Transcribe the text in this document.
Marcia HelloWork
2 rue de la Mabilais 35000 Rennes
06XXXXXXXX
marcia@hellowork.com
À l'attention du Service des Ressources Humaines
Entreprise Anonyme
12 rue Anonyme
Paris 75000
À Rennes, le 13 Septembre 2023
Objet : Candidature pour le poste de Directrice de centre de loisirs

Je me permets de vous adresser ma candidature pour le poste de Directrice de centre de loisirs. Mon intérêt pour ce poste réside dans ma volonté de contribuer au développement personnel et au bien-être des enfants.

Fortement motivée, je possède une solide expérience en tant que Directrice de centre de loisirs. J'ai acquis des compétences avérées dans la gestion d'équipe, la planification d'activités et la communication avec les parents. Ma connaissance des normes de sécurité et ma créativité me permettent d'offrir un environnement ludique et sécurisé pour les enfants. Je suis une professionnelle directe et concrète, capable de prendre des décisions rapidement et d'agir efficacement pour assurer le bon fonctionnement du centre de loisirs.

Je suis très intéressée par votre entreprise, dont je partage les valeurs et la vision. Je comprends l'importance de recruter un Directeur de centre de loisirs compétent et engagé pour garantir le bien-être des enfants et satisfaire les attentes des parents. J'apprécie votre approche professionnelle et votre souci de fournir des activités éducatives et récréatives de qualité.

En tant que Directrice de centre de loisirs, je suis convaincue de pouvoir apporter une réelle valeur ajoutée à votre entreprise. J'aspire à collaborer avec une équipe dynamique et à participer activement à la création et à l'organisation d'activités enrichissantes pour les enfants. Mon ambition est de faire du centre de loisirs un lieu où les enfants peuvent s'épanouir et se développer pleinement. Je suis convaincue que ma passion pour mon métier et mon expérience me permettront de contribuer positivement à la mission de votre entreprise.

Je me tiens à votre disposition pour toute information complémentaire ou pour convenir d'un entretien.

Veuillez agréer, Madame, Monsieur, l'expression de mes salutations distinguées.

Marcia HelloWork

========

### What is being asked
Write out every entry word for word.

### Correct response
Transcribe the text in this document.
Marcia HelloWork
2 rue de la Mabilais 35000 Rennes
06XXXXXXXX
marcia@hellowork.com
À l'attention du Service des Ressources Humaines
Entreprise Anonyme
12 rue Anonyme
Paris 75000
À Rennes, le 13 Septembre 2023
Objet : Candidature pour le poste de Directrice de centre de loisirs

Je me permets de vous adresser ma candidature pour le poste de Directrice de centre de loisirs. Mon intérêt pour ce poste réside dans ma volonté de contribuer au développement personnel et au bien-être des enfants.

Fortement motivée, je possède une solide expérience en tant que Directrice de centre de loisirs. J'ai acquis des compétences avérées dans la gestion d'équipe, la planification d'activités et la communication avec les parents. Ma connaissance des normes de sécurité et ma créativité me permettent d'offrir un environnement ludique et sécurisé pour les enfants. Je suis une professionnelle directe et concrète, capable de prendre des décisions rapidement et d'agir efficacement pour assurer le bon fonctionnement du centre de loisirs.

Je suis très intéressée par votre entreprise, dont je partage les valeurs et la vision. Je comprends l'importance de recruter un Directeur de centre de loisirs compétent et engagé pour garantir le bien-être des enfants et satisfaire les attentes des parents. J'apprécie votre approche professionnelle et votre souci de fournir des activités éducatives et récréatives de qualité.

En tant que Directrice de centre de loisirs, je suis convaincue de pouvoir apporter une réelle valeur ajoutée à votre entreprise. J'aspire à collaborer avec une équipe dynamique et à participer activement à la création et à l'organisation d'activités enrichissantes pour les enfants. Mon ambition est de faire du centre de loisirs un lieu où les enfants peuvent s'épanouir et se développer pleinement. Je suis convaincue que ma passion pour mon métier et mon expérience me permettront de contribuer positivement à la mission de votre entreprise.

Je me tiens à votre disposition pour toute information complémentaire ou pour convenir d'un entretien.

Veuillez agréer, Madame, Monsieur, l'expression de mes salutations distinguées.

Marcia HelloWork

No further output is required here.